**EXERCISE DIRECTIONS**
For each line that holds "providing", copy the line out.

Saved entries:
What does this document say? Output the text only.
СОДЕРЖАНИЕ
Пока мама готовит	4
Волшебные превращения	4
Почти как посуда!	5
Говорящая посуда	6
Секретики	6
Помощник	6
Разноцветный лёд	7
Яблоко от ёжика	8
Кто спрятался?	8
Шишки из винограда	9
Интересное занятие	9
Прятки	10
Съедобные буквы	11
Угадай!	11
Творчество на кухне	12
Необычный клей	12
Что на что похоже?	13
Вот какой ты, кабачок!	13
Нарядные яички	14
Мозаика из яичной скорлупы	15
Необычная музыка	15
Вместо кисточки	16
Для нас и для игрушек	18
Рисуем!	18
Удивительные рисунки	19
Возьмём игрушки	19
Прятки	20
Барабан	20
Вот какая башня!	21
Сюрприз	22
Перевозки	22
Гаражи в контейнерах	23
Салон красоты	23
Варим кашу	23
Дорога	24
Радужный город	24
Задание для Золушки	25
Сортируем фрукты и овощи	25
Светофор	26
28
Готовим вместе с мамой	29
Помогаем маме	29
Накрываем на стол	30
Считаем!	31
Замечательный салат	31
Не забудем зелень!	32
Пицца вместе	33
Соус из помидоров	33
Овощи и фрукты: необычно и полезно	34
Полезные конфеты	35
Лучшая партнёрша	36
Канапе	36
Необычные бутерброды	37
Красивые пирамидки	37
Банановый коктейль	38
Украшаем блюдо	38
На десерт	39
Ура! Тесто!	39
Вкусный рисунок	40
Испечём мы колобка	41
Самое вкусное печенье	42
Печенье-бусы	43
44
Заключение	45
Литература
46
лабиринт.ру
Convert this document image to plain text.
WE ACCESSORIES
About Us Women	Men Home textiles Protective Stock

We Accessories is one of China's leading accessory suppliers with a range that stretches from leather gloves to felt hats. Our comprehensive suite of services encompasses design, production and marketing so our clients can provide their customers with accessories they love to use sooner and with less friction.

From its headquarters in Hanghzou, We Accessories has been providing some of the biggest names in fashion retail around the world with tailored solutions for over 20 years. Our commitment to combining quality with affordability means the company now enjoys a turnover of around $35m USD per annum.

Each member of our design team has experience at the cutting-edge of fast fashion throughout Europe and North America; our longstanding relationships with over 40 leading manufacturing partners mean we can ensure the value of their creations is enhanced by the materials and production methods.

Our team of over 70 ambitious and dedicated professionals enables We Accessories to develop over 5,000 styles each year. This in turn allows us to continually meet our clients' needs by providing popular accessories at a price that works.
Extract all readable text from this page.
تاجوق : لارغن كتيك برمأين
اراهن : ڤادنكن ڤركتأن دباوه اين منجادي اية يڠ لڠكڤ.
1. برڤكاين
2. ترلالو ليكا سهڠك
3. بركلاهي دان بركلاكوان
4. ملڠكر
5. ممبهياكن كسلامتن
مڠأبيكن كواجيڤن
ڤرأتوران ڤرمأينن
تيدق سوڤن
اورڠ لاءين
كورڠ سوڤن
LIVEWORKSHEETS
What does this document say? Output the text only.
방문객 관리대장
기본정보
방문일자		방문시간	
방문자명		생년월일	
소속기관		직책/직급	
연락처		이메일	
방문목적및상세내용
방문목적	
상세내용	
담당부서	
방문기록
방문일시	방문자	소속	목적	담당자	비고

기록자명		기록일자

**ANSWER FOR THIS EXERCISE**
From its headquarters in Hanghzou, We Accessories has been providing some of the biggest names in fashion retail around the world with tailored solutions for over 20 years. Our commitment to combining quality with affordability means the company now enjoys a turnover of around $35m USD per annum.
Our team of over 70 ambitious and dedicated professionals enables We Accessories to develop over 5,000 styles each year. This in turn allows us to continually meet our clients' needs by providing popular accessories at a price that works.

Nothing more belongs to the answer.